→ Goal: In the entries, find all lines that hold the word "مركز" and copy them.

→ Exercise data:
.....

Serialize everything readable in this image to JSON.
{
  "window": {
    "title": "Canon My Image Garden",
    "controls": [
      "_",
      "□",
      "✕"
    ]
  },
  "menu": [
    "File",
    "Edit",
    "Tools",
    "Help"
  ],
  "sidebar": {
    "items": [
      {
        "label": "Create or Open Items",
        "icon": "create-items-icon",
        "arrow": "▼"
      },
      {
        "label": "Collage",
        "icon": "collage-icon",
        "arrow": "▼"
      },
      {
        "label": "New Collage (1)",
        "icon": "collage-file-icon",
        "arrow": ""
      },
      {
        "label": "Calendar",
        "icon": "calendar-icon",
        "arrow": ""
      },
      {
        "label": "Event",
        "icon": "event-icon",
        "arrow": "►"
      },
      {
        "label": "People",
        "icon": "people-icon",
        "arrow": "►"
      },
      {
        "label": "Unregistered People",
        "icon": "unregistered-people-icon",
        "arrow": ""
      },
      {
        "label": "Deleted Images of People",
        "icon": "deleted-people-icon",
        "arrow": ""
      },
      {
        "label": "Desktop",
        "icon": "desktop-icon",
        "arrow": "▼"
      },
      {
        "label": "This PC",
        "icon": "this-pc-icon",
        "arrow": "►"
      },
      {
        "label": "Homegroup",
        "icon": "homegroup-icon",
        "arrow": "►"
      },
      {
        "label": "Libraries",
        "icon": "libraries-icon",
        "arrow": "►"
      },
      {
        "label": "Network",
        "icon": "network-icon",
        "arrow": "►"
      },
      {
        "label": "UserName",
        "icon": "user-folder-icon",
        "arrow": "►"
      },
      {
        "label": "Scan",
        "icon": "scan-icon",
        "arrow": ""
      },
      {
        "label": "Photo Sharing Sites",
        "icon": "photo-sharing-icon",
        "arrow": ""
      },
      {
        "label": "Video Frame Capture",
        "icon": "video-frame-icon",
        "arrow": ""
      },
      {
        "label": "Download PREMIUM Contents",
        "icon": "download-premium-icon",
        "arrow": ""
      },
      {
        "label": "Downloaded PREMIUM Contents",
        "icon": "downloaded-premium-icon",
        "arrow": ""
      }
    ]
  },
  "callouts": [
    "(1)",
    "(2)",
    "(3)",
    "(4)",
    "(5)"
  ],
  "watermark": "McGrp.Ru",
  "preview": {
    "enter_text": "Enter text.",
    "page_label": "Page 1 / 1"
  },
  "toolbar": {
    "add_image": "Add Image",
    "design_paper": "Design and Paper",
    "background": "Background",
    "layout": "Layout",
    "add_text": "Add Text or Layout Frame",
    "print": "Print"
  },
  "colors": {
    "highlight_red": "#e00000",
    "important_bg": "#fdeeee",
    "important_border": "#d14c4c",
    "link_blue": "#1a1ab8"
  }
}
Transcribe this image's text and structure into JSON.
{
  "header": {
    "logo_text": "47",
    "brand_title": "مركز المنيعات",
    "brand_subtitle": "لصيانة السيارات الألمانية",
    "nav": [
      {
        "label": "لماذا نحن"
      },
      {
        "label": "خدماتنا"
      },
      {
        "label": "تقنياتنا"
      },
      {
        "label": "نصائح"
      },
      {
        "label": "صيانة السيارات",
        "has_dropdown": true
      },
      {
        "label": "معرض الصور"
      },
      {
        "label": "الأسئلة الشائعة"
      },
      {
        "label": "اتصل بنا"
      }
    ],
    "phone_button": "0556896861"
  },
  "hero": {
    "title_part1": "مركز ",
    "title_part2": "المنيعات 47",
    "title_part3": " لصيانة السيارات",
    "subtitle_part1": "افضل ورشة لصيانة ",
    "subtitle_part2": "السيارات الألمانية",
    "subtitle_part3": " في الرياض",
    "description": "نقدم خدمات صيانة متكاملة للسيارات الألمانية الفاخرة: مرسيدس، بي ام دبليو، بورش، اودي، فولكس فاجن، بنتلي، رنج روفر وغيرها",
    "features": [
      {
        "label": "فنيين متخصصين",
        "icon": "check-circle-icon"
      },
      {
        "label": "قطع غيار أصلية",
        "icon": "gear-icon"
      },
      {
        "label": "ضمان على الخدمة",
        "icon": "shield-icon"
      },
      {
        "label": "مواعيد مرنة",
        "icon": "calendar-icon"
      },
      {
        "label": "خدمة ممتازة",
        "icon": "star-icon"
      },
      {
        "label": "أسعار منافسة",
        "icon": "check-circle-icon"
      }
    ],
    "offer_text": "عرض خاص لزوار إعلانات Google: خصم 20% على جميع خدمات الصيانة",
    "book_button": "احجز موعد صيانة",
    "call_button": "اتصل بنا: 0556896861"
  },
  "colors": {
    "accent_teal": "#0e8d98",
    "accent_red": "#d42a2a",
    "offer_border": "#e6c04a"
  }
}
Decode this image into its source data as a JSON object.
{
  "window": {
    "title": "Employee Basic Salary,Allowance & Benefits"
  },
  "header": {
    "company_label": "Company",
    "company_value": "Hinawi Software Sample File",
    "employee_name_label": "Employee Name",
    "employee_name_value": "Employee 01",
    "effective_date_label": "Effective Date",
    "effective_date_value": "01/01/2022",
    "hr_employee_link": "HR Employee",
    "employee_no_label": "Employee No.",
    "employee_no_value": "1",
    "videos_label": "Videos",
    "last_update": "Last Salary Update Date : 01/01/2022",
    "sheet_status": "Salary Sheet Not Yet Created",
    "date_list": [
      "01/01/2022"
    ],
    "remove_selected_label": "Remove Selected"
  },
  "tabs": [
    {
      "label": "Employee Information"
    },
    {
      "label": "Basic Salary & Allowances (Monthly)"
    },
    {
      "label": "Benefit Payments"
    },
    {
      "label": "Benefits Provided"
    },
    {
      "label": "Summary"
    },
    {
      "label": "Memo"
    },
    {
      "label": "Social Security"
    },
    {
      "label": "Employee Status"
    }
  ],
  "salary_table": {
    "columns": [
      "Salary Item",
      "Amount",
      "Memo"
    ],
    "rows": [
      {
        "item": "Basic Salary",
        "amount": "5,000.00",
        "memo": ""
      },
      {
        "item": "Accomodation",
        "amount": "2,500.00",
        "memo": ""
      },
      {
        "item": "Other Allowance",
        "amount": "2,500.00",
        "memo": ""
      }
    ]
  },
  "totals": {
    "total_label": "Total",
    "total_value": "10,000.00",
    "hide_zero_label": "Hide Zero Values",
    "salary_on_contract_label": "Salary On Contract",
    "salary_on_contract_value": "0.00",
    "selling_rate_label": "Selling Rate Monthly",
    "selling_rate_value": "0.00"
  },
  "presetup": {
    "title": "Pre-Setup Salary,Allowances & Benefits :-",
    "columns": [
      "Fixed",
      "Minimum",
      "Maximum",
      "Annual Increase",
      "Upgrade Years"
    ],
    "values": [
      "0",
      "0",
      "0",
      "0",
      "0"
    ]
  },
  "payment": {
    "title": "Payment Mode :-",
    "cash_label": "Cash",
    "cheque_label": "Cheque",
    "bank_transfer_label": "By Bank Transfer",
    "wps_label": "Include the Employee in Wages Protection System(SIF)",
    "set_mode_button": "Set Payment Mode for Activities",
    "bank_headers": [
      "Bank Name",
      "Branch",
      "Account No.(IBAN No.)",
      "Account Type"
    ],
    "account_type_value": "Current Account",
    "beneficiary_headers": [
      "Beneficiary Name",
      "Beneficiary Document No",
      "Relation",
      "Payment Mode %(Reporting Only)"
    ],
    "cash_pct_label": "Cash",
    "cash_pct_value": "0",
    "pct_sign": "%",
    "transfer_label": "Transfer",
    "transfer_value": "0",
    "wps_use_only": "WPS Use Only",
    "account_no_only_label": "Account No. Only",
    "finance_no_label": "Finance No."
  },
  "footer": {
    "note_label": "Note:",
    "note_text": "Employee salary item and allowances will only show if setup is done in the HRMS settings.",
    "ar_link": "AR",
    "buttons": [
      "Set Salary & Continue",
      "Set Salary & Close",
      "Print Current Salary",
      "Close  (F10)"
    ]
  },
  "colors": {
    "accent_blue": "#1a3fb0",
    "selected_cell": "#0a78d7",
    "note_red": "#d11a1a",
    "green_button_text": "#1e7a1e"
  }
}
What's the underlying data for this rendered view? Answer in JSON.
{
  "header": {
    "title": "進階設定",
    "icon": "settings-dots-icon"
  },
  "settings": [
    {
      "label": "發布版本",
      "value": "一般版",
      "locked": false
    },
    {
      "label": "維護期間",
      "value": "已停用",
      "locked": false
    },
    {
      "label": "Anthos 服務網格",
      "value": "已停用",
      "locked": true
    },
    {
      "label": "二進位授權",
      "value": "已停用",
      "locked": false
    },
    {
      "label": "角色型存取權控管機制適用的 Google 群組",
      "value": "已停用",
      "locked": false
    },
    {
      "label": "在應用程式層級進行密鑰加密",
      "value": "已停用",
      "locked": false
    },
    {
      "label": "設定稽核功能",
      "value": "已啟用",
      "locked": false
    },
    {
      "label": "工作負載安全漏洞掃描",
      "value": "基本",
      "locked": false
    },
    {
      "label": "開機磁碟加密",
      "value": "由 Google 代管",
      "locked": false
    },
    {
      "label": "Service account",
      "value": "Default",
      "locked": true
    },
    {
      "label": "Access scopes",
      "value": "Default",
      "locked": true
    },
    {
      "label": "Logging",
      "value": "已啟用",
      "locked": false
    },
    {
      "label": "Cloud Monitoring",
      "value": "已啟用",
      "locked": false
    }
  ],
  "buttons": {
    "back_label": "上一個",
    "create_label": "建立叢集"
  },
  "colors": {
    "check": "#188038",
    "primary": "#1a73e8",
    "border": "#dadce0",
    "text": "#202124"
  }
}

.....

→ Worked answer:
    "brand_title": "مركز المنيعات",
    "title_part1": "مركز ",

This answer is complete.